▶ _Exercise_
The entries below are to be repeated exactly as they stand.

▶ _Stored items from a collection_
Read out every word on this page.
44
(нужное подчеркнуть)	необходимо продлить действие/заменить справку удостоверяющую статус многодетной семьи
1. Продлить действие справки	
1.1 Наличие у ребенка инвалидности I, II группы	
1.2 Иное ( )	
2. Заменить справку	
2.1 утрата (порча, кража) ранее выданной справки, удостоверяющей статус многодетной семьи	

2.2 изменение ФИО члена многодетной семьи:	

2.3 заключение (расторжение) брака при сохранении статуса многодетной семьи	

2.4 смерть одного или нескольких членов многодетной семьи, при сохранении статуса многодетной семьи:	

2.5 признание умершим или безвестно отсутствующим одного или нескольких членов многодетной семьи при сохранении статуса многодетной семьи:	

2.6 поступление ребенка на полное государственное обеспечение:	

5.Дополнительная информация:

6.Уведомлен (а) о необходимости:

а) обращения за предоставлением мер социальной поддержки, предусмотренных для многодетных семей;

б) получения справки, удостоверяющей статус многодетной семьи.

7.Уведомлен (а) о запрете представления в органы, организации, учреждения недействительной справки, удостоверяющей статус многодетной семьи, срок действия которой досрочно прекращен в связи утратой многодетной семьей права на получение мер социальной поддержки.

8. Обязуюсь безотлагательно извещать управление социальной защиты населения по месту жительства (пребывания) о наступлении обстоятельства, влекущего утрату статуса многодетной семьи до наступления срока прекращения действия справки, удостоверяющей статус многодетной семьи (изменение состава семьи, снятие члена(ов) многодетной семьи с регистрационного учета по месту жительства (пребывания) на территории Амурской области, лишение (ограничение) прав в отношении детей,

▶ _Result of the exercise_
Read out every word on this page.
44
(нужное подчеркнуть)	необходимо продлить действие/заменить справку удостоверяющую статус многодетной семьи
1. Продлить действие справки	
1.1 Наличие у ребенка инвалидности I, II группы	
1.2 Иное ( )	
2. Заменить справку	
2.1 утрата (порча, кража) ранее выданной справки, удостоверяющей статус многодетной семьи	

2.2 изменение ФИО члена многодетной семьи:	

2.3 заключение (расторжение) брака при сохранении статуса многодетной семьи	

2.4 смерть одного или нескольких членов многодетной семьи, при сохранении статуса многодетной семьи:	

2.5 признание умершим или безвестно отсутствующим одного или нескольких членов многодетной семьи при сохранении статуса многодетной семьи:	

2.6 поступление ребенка на полное государственное обеспечение:	

5.Дополнительная информация:

6.Уведомлен (а) о необходимости:

а) обращения за предоставлением мер социальной поддержки, предусмотренных для многодетных семей;

б) получения справки, удостоверяющей статус многодетной семьи.

7.Уведомлен (а) о запрете представления в органы, организации, учреждения недействительной справки, удостоверяющей статус многодетной семьи, срок действия которой досрочно прекращен в связи утратой многодетной семьей права на получение мер социальной поддержки.

8. Обязуюсь безотлагательно извещать управление социальной защиты населения по месту жительства (пребывания) о наступлении обстоятельства, влекущего утрату статуса многодетной семьи до наступления срока прекращения действия справки, удостоверяющей статус многодетной семьи (изменение состава семьи, снятие члена(ов) многодетной семьи с регистрационного учета по месту жительства (пребывания) на территории Амурской области, лишение (ограничение) прав в отношении детей,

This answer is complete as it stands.